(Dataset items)
— START —
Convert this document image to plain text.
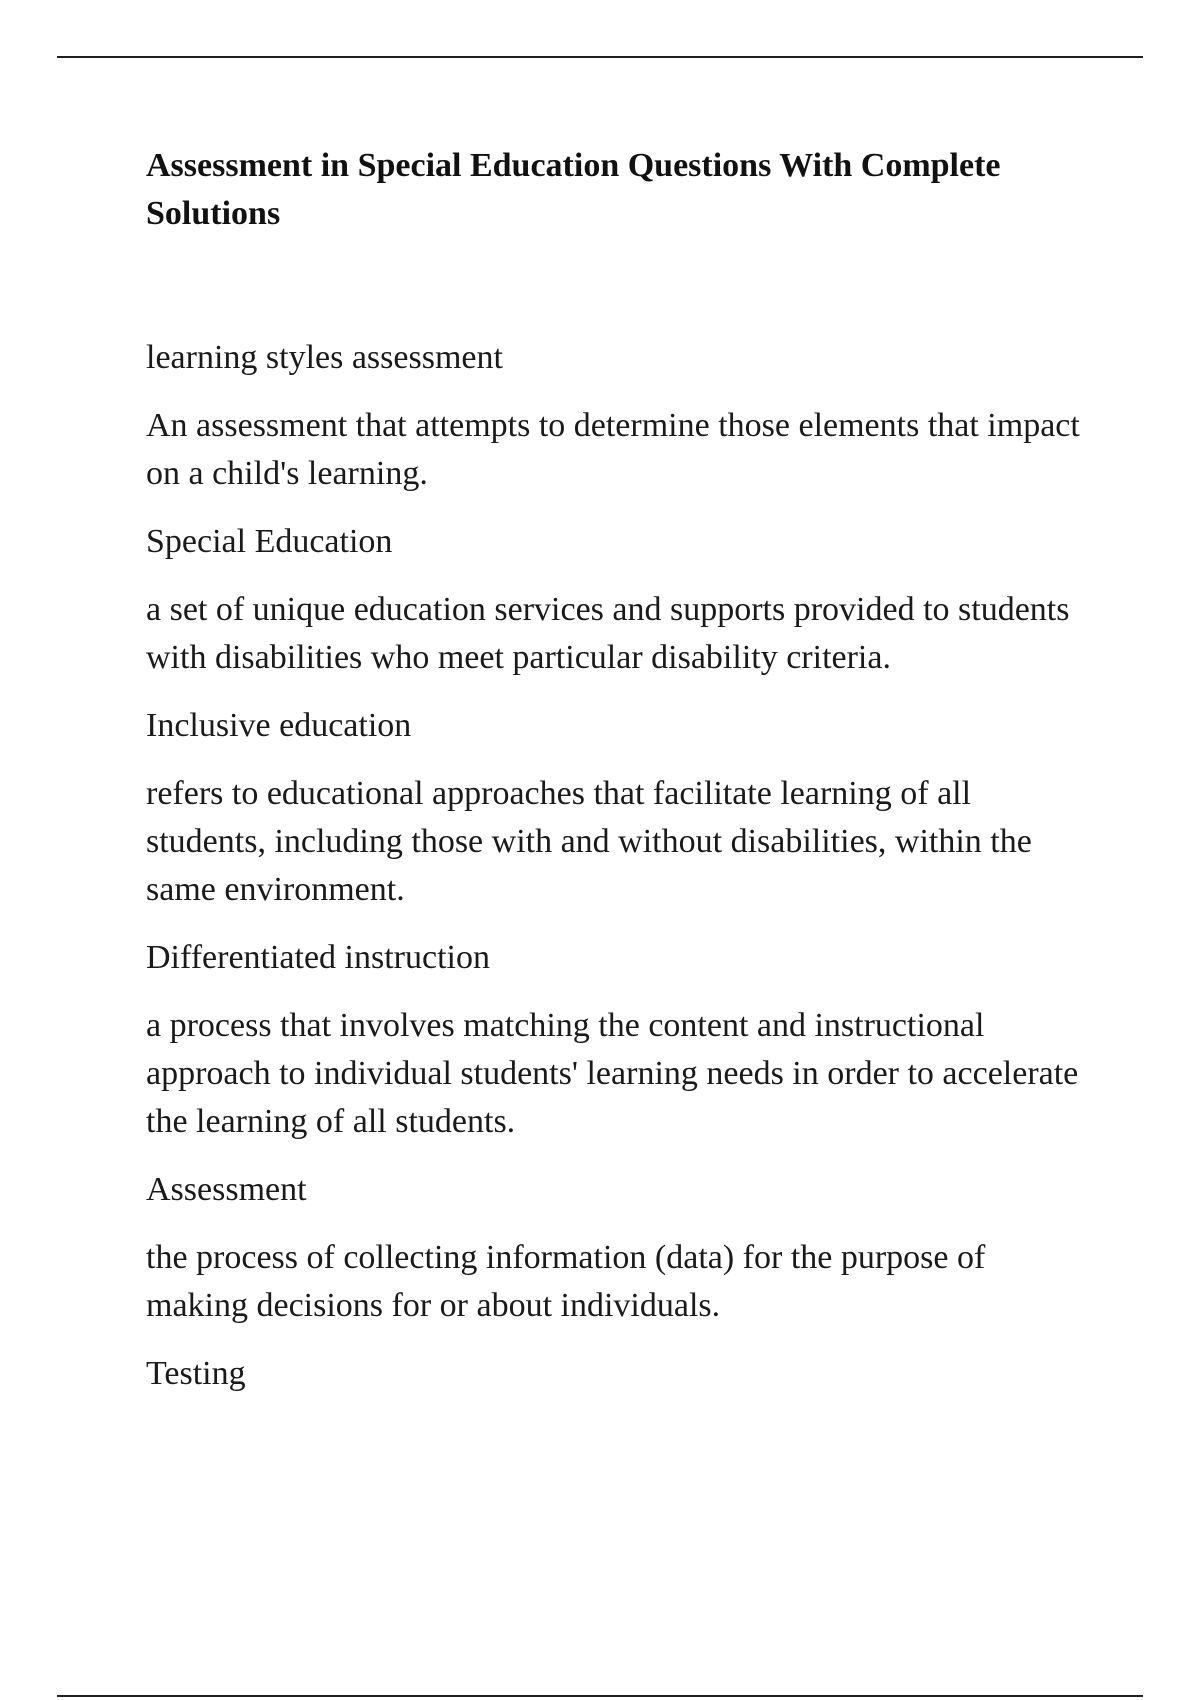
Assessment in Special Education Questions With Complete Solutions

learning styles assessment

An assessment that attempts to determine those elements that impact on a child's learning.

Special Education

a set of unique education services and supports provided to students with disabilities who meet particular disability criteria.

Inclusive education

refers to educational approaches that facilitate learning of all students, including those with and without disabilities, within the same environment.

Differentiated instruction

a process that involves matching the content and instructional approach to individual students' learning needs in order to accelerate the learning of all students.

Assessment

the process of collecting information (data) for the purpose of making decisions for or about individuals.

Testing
— END —
— START —
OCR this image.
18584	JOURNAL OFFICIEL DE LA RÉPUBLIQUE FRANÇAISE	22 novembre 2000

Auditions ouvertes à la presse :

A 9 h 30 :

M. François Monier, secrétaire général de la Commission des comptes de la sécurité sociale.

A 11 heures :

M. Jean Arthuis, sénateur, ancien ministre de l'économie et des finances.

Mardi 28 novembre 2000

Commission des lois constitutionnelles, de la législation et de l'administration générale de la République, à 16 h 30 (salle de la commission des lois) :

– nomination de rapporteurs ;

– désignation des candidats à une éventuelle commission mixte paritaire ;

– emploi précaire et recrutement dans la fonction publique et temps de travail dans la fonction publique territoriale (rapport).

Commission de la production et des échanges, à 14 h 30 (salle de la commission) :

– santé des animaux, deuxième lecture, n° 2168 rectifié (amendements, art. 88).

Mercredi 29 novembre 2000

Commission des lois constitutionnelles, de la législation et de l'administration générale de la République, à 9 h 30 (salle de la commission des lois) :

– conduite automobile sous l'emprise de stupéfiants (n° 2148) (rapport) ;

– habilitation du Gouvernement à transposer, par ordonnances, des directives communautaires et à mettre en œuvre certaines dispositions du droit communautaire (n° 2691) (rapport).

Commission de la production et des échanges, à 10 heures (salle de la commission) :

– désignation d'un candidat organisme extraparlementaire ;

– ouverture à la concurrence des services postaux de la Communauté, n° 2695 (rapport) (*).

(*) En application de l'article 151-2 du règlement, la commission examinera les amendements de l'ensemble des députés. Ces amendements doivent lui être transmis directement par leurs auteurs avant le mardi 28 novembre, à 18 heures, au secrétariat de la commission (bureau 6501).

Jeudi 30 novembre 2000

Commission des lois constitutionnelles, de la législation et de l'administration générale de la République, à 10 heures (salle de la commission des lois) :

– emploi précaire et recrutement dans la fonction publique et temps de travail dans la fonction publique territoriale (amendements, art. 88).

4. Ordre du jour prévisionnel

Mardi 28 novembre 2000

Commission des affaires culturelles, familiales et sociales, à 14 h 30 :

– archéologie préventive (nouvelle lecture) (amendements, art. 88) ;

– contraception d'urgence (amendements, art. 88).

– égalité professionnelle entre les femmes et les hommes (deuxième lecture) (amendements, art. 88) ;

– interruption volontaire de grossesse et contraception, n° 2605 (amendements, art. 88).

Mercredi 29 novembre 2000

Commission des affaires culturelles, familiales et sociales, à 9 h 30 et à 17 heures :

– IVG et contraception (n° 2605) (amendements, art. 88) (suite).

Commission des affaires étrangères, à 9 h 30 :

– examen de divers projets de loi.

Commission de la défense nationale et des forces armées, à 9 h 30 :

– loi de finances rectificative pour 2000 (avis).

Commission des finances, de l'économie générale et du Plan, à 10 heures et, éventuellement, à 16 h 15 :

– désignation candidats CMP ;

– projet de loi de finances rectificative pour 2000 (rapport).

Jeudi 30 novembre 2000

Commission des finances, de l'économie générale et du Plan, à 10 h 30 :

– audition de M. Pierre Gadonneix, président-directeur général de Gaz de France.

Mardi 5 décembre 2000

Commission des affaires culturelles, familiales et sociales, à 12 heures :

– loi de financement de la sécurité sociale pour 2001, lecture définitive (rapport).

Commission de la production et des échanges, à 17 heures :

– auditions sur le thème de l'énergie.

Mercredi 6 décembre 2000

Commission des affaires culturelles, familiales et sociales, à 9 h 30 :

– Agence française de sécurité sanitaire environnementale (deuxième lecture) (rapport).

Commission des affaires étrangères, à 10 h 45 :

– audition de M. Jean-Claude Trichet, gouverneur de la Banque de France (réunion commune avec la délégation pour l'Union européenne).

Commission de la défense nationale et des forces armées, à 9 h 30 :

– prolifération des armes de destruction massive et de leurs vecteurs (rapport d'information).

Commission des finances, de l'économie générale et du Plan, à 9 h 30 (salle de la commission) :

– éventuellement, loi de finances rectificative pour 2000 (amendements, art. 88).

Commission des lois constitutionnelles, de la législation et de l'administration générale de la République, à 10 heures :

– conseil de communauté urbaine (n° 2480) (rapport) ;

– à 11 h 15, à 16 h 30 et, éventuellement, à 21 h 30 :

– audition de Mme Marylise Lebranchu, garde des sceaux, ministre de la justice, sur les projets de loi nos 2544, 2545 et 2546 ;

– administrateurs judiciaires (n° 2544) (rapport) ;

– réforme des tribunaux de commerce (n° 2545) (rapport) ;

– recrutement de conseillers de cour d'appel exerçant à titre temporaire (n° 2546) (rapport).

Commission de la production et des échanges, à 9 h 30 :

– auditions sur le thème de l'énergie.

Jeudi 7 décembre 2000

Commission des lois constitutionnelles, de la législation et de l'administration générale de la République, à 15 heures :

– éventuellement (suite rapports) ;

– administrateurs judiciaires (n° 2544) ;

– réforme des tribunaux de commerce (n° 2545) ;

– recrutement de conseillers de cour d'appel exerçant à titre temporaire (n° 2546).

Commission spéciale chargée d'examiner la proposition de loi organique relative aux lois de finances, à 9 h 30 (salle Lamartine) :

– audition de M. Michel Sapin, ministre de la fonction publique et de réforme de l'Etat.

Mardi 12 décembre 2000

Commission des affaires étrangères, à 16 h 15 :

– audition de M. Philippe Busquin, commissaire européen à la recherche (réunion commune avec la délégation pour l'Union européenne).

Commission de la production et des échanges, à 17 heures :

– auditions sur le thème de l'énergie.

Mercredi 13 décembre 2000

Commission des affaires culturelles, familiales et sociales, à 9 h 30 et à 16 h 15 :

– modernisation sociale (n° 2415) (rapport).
— END —
▶ _Exercise aim_
From the data, list each line in which the string "étrangères" appears.

▶ _Response_
Commission des affaires étrangères, à 9 h 30 :
Commission des affaires étrangères, à 10 h 45 :
Commission des affaires étrangères, à 16 h 15 :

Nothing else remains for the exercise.